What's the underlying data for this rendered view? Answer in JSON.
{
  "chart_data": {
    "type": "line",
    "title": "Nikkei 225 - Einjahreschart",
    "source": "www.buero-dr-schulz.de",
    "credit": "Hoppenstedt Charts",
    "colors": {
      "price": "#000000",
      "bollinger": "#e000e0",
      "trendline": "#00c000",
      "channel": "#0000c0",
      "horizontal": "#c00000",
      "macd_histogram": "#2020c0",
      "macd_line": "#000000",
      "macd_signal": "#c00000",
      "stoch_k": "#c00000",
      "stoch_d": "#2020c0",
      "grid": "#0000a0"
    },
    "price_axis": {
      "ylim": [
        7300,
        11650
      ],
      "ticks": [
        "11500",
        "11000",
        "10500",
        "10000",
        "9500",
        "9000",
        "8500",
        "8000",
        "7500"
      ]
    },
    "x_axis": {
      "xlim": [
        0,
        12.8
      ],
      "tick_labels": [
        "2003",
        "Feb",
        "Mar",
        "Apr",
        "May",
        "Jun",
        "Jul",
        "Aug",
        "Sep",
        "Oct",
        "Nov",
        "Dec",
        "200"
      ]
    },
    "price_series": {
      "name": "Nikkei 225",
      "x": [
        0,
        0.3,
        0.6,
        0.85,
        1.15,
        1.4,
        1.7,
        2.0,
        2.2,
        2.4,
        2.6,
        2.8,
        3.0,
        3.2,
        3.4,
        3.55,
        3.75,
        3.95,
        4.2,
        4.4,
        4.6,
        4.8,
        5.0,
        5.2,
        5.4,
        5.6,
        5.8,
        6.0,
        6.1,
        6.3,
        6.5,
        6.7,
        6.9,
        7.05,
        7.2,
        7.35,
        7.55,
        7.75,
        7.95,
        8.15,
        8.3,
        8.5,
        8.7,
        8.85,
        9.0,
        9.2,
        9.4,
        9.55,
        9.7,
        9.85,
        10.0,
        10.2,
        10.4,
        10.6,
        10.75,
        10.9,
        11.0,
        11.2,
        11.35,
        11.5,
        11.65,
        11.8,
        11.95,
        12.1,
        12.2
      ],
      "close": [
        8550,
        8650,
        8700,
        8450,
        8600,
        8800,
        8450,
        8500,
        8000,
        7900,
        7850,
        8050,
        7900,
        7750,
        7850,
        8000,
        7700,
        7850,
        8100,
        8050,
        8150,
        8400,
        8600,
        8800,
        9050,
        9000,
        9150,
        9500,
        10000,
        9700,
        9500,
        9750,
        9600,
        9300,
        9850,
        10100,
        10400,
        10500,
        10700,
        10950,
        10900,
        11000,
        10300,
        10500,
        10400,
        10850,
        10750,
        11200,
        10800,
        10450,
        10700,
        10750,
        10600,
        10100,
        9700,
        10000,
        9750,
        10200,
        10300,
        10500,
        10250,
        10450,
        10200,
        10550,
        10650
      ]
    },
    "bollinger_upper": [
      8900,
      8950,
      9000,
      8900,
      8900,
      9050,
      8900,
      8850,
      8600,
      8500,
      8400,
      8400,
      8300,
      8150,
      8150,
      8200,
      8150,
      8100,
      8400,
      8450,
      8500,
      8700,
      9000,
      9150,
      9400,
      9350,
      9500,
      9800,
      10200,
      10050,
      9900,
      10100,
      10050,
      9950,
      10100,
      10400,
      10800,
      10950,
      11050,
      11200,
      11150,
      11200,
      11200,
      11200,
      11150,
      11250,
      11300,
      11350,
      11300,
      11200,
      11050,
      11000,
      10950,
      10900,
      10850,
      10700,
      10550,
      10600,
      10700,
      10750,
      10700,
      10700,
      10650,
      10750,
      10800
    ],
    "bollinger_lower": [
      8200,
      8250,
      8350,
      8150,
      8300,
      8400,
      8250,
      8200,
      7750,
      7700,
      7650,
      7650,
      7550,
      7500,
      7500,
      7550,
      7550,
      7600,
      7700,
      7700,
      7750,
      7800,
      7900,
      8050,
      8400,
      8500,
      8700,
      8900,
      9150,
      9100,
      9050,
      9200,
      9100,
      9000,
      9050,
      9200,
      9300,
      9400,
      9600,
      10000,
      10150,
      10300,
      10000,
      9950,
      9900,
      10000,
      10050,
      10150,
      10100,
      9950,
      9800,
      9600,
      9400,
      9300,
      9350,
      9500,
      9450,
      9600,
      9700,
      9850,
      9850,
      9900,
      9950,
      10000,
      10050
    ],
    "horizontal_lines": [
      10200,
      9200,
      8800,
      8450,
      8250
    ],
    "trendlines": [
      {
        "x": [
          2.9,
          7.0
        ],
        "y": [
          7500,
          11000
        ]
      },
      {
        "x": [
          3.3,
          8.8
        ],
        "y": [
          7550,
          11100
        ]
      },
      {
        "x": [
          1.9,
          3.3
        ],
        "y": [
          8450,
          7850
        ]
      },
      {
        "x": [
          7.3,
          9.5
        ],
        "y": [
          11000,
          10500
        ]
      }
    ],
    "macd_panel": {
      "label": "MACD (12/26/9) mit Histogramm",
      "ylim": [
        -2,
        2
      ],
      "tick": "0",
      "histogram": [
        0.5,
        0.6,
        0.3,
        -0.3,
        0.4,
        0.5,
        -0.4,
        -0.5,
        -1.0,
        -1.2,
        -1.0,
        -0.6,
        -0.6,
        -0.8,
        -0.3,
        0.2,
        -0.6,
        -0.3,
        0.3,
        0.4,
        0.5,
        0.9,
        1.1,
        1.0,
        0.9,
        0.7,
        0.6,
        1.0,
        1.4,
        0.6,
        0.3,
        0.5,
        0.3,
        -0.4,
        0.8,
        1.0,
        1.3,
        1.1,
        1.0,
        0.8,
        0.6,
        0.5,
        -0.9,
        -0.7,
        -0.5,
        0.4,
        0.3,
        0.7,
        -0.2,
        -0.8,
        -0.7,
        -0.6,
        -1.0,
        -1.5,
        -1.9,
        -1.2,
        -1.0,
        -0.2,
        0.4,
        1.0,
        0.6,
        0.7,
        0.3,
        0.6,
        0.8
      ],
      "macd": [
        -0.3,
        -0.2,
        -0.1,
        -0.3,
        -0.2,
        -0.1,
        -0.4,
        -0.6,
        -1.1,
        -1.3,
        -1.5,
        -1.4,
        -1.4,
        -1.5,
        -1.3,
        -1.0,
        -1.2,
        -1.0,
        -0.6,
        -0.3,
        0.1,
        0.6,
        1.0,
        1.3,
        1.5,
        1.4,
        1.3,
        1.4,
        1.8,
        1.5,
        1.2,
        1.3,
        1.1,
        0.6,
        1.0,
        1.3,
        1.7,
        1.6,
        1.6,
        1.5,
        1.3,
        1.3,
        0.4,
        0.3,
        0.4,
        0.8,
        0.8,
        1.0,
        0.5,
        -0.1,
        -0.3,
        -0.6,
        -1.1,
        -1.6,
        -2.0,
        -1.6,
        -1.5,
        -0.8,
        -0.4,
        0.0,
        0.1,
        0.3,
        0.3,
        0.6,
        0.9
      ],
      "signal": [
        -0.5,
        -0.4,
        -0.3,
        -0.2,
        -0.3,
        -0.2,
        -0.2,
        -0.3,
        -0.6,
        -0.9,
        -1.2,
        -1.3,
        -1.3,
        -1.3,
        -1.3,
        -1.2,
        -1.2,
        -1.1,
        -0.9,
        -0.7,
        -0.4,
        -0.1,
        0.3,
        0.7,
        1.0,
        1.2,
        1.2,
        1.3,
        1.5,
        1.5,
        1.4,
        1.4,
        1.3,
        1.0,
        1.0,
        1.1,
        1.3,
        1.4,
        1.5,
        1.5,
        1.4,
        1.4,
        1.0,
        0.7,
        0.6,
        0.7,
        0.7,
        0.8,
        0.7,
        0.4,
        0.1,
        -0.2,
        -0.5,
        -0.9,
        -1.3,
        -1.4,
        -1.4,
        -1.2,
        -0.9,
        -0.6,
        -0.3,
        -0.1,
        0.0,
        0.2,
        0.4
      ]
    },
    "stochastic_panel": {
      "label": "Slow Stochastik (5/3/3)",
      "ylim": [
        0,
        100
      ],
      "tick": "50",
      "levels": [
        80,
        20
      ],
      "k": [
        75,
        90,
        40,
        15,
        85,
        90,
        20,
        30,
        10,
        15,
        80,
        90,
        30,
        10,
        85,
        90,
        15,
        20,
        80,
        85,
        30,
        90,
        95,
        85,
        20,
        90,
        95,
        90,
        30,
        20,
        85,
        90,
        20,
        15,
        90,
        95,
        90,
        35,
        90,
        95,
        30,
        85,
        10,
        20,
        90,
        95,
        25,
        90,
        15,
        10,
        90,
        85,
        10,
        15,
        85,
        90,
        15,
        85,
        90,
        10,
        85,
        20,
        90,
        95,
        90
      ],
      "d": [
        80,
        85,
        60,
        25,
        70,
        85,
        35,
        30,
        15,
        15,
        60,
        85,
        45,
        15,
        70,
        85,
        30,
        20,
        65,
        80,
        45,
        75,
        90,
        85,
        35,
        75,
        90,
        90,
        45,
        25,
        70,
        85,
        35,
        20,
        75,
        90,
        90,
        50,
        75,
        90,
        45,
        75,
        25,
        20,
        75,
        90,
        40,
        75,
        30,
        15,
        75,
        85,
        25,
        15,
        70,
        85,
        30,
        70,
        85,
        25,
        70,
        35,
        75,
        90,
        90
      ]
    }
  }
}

* [Task directions]: Copy out every line of the listing that contains the string "Nikkei".

* [Answer to this exercise]:
    "title": "Nikkei 225 - Einjahreschart",
      "name": "Nikkei 225",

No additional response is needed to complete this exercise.